▶ [AUFGABE 1]:
Beantworte anhand des vorliegenden Textes diese Fragen:
(a) An welcher Hochschule in Berlin studierte Viktoria McConnell?
(b) Seit wann gehört sie den „Vienna Chamber Singers“ an?
(c) In welcher Rolle gab sie 2017 ihr Solo-Debüt an der Wiener Staatsoper?
▶ [AUFGABE 2]:
Stimmen die folgenden Aussagen mit dem vorliegenden Text überein? Antworte jeweils mit Ja oder Nein und zitiere die entscheidende Stelle wörtlich.
(a) Viktoria McConnell war zunächst ein Jahr lang in der Chorakademie der Wiener Staatsoper tätig.
(b) Sie schloss ihre Ausbildung im Juli 2015 ab.
(c) Sie ist Preisträgerin der IMMCC Singing Competition Maribor.

▶ [VORLIEGENDER TEXT]:
____________

Viktoria McConnell gab 2017, mit der Rolle der Suspekten Alten in Prokofjews “Der Spieler“, ihr Solo-Debut in einer Neuproduktion der Wiener Staatsoper. Daraufhin folgten weitere solistische Aufgaben an der Wiener Staatsoper, wie beispielsweise als Edelknabe in Wagners “Lohengrin“, als Brautjungfer in einer Neuproduktion von Webers “Der Freischütz“ oder auch als Alt-Lead Solo in der Welturaufführung von Olga Neuwirths “Orlando“.
Der Übergang vom Studium ins Engagement gestaltete sich fließend und so führte sie ihr Weg an die Wiener Staatsoper, wo sie zuächst ein Jahr lang in der Chorakademie tätig war.
Seit der Spielzeit 2017/18 ist die Mezzosopranistin als fixes Mitglied im Chor der Wiener Staatsoper engagiert.
Neben Opernauftritten ist Viktoria McConnell regelmäßig mit geistlichen Werken, sowie in Liederabenden zu hören. Seit Dezember 2023 ist sie Mitglied des A Capella Oktetts “Vienna Chamber Singers”.
Sie ist Preisträgerin des Accademia Belcanto Wettbewerbs, sowie der IMMCC Singing Competition Maribor.
Die österreichische Mezzosopranistin Viktoria McConnell (geb. Viktoria Schwindsackl) studierte Gesang, mit dem Schwerpunkt Lied und Oratorium, an der Universität für Musik und darstellende Kunst Graz, sowie am Westminster Choir College in Princeton, New Jersey.
Um sich weiter im Opernfach zu vertiefen, studierte die Sängerin daraufhin noch an der Hochschule für Musik “Hanns Eisler“ in Berlin und schloss ihre Ausbildung im Juli 2016 mit sehr gutem Erfolg ab.
Ergänzenden Unterricht im Stil des “Belcanto“ und wichtige künstlerische Impulse erhielt sie in dieser Zeit auch von Peter Berne und Wolfram Rieger. Im Zuge vieler Meisterklassen arbeitete die Mezzosopranistin mit Künstlern wie z.B. Christa Ludwig, Bernarda Fink, Angelika Kirchschlager und Julius Drake.

____________

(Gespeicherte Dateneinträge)
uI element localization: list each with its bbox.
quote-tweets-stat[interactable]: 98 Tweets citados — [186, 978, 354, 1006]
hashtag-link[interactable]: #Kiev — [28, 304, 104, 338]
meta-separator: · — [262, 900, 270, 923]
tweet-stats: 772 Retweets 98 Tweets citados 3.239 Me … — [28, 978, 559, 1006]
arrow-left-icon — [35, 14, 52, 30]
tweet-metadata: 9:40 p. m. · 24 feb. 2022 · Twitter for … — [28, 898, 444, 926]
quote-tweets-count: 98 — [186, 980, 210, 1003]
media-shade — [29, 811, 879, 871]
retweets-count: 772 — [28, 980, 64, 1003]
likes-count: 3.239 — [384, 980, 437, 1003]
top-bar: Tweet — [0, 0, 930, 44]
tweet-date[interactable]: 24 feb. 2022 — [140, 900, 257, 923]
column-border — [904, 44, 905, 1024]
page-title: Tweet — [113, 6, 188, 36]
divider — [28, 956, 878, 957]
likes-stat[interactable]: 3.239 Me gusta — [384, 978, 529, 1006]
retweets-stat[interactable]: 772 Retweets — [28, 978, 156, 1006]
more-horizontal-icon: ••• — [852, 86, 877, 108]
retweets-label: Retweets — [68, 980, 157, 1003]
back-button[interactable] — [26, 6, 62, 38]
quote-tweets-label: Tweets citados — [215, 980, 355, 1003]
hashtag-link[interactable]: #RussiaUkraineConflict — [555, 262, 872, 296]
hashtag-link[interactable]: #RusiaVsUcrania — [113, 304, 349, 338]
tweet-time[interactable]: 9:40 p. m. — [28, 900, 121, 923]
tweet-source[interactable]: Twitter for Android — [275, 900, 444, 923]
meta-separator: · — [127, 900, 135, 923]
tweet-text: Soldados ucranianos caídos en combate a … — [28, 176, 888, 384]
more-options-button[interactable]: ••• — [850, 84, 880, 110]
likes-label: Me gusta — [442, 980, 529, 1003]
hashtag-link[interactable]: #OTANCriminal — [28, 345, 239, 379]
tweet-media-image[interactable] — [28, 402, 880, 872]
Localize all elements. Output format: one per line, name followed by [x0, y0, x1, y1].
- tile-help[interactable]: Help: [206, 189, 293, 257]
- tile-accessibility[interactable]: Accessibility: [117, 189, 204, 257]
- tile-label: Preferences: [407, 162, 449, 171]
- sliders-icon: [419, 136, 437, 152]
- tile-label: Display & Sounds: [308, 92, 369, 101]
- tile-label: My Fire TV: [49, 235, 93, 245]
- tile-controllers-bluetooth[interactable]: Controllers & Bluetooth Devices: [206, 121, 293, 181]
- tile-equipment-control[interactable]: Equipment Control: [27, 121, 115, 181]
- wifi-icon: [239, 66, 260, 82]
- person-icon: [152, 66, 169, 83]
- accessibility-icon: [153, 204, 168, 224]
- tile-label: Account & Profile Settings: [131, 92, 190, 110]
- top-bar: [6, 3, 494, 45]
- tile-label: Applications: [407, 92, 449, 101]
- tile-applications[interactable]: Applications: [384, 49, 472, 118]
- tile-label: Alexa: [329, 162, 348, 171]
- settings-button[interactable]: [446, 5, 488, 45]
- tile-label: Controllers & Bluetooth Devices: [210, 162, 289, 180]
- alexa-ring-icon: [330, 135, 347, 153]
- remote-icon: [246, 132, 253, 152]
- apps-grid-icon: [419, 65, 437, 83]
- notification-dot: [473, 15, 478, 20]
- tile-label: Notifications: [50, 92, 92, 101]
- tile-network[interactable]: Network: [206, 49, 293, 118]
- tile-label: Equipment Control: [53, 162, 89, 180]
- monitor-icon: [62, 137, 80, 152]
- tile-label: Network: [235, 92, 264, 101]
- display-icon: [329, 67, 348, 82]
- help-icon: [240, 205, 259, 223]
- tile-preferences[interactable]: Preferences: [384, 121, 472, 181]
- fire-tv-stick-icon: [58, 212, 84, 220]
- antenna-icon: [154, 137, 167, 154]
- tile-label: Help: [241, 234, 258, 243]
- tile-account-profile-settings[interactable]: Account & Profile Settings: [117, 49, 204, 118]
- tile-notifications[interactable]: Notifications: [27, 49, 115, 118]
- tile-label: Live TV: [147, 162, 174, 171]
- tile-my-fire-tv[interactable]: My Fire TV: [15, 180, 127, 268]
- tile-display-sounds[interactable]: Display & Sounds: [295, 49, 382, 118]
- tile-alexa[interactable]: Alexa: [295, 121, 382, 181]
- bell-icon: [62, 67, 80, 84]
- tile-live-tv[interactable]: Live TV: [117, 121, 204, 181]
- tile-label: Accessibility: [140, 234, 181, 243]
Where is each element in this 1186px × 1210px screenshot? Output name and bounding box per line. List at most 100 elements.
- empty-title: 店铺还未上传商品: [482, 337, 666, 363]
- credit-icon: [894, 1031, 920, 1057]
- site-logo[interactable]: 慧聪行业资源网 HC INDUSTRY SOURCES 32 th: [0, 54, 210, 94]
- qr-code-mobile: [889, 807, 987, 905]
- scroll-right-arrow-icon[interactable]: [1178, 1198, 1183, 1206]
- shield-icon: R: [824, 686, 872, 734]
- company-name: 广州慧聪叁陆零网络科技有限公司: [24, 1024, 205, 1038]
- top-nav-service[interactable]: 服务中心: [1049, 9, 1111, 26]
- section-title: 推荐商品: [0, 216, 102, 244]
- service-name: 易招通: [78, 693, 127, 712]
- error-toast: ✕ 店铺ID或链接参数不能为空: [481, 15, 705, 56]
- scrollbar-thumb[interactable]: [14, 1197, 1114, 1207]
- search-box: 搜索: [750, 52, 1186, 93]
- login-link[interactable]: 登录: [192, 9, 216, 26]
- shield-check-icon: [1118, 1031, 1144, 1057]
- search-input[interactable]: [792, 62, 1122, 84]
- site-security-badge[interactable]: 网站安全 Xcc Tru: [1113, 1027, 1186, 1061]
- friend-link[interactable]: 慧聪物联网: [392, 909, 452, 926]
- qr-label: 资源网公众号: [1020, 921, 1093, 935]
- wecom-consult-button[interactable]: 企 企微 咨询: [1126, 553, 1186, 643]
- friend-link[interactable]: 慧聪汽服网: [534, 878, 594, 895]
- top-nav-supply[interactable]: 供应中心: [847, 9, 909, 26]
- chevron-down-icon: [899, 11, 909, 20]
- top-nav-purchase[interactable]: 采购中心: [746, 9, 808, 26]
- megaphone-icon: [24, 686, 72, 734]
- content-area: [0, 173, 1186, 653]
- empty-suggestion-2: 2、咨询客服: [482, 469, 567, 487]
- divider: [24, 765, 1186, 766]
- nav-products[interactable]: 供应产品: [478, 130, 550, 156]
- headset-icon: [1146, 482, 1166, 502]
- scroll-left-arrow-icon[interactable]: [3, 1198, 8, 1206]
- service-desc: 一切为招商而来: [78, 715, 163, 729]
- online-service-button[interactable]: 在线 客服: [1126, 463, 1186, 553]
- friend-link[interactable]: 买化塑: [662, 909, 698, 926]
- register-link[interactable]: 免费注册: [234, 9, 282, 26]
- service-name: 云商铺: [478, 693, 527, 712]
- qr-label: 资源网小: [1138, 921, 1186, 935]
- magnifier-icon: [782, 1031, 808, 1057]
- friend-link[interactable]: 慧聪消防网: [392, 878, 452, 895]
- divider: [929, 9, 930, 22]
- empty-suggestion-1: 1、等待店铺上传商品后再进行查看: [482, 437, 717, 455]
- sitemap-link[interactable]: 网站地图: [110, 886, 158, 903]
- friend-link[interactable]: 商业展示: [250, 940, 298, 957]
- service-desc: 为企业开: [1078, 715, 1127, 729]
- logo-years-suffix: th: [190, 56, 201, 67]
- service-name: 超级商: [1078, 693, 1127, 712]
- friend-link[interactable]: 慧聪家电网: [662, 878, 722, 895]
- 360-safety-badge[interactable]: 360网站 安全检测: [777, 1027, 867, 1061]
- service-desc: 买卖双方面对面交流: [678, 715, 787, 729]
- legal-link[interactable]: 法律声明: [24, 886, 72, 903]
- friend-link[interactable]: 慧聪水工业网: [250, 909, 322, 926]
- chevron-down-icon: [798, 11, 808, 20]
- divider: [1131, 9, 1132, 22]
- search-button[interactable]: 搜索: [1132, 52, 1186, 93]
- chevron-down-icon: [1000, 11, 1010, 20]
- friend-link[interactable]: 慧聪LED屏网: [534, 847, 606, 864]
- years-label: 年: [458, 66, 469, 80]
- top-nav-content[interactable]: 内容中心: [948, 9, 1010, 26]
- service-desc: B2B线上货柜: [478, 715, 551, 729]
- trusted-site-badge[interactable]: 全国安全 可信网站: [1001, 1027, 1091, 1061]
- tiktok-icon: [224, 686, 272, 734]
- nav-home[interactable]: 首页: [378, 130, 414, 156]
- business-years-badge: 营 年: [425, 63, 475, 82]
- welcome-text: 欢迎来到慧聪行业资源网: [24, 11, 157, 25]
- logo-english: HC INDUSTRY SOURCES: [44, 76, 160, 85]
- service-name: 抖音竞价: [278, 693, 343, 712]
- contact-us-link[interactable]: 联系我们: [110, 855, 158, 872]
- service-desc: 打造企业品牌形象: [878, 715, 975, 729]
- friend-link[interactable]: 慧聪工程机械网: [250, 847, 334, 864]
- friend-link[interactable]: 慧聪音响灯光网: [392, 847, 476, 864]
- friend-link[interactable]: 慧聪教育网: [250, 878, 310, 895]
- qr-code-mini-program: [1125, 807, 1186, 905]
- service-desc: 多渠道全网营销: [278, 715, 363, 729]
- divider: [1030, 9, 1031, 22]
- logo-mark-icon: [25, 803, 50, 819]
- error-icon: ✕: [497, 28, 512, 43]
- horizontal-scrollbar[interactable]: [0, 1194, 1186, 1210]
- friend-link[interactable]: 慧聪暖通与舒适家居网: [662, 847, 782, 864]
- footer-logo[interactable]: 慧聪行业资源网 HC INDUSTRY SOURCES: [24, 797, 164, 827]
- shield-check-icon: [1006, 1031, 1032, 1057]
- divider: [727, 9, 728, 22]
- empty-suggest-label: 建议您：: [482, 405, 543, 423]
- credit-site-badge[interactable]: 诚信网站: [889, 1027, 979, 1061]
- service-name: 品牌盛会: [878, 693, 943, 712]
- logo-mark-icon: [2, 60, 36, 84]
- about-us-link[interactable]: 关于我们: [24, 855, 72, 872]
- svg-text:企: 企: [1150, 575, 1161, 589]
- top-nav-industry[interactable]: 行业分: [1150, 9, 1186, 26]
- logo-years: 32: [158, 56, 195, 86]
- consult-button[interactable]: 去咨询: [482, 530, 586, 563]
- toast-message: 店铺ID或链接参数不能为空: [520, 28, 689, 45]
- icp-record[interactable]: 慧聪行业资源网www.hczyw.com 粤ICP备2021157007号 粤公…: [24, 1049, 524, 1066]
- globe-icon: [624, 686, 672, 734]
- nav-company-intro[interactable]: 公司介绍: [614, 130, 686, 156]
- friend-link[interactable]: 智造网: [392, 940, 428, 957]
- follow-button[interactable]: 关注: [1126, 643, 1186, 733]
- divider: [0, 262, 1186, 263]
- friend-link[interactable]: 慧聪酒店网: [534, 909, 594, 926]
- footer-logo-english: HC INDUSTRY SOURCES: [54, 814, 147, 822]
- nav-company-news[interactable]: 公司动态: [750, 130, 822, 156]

____________

▶ [LÖSUNG 1]:
(a) An der Hochschule für Musik „Hanns Eisler“.
(b) Seit Dezember 2023.
(c) Als Suspekte Alte in Prokofjews „Der Spieler“.

▶ [LÖSUNG 2]:
(a) Ja: „ein Jahr lang in der Chorakademie tätig war“
(b) Nein: „schloss ihre Ausbildung im Juli 2016 mit sehr gutem Erfolg ab“
(c) Ja: „Sie ist Preisträgerin des Accademia Belcanto Wettbewerbs, sowie der IMMCC Singing Competition Maribor.“